DATASET ENTRIES
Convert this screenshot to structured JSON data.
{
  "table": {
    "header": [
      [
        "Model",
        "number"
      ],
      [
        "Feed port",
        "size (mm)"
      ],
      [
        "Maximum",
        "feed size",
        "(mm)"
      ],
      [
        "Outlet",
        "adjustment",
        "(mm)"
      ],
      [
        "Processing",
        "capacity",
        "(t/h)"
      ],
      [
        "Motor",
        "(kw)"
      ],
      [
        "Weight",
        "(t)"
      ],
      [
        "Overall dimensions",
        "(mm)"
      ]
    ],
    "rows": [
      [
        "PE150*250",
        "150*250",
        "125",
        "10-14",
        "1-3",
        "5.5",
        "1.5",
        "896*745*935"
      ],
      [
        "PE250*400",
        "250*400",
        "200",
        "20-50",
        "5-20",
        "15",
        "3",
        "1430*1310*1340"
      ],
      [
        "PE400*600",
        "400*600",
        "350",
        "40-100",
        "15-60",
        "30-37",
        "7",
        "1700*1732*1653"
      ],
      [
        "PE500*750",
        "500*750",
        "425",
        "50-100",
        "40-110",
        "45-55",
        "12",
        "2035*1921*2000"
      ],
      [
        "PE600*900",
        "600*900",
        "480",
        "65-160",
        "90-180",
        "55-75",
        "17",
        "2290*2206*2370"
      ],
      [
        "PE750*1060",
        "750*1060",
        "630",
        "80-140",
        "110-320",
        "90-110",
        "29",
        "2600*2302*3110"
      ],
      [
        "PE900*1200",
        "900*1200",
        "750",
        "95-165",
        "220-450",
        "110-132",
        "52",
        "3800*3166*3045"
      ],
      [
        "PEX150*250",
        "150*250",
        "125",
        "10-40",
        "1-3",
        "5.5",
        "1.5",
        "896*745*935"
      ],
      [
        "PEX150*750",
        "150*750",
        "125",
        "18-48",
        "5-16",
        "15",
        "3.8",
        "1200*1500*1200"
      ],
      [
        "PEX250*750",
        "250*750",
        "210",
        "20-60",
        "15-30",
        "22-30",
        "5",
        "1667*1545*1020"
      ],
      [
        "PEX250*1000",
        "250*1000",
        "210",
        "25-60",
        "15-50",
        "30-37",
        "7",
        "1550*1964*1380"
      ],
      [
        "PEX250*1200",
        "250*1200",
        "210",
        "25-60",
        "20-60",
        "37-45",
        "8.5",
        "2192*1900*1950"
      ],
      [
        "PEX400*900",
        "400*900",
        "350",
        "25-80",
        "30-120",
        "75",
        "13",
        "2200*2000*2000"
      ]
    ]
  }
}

EXERCISE INSTRUCTIONS
Every line above should be retyped exactly as given.

THE RESPONSE
Convert this screenshot to structured JSON data.
{
  "table": {
    "header": [
      [
        "Model",
        "number"
      ],
      [
        "Feed port",
        "size (mm)"
      ],
      [
        "Maximum",
        "feed size",
        "(mm)"
      ],
      [
        "Outlet",
        "adjustment",
        "(mm)"
      ],
      [
        "Processing",
        "capacity",
        "(t/h)"
      ],
      [
        "Motor",
        "(kw)"
      ],
      [
        "Weight",
        "(t)"
      ],
      [
        "Overall dimensions",
        "(mm)"
      ]
    ],
    "rows": [
      [
        "PE150*250",
        "150*250",
        "125",
        "10-14",
        "1-3",
        "5.5",
        "1.5",
        "896*745*935"
      ],
      [
        "PE250*400",
        "250*400",
        "200",
        "20-50",
        "5-20",
        "15",
        "3",
        "1430*1310*1340"
      ],
      [
        "PE400*600",
        "400*600",
        "350",
        "40-100",
        "15-60",
        "30-37",
        "7",
        "1700*1732*1653"
      ],
      [
        "PE500*750",
        "500*750",
        "425",
        "50-100",
        "40-110",
        "45-55",
        "12",
        "2035*1921*2000"
      ],
      [
        "PE600*900",
        "600*900",
        "480",
        "65-160",
        "90-180",
        "55-75",
        "17",
        "2290*2206*2370"
      ],
      [
        "PE750*1060",
        "750*1060",
        "630",
        "80-140",
        "110-320",
        "90-110",
        "29",
        "2600*2302*3110"
      ],
      [
        "PE900*1200",
        "900*1200",
        "750",
        "95-165",
        "220-450",
        "110-132",
        "52",
        "3800*3166*3045"
      ],
      [
        "PEX150*250",
        "150*250",
        "125",
        "10-40",
        "1-3",
        "5.5",
        "1.5",
        "896*745*935"
      ],
      [
        "PEX150*750",
        "150*750",
        "125",
        "18-48",
        "5-16",
        "15",
        "3.8",
        "1200*1500*1200"
      ],
      [
        "PEX250*750",
        "250*750",
        "210",
        "20-60",
        "15-30",
        "22-30",
        "5",
        "1667*1545*1020"
      ],
      [
        "PEX250*1000",
        "250*1000",
        "210",
        "25-60",
        "15-50",
        "30-37",
        "7",
        "1550*1964*1380"
      ],
      [
        "PEX250*1200",
        "250*1200",
        "210",
        "25-60",
        "20-60",
        "37-45",
        "8.5",
        "2192*1900*1950"
      ],
      [
        "PEX400*900",
        "400*900",
        "350",
        "25-80",
        "30-120",
        "75",
        "13",
        "2200*2000*2000"
      ]
    ]
  }
}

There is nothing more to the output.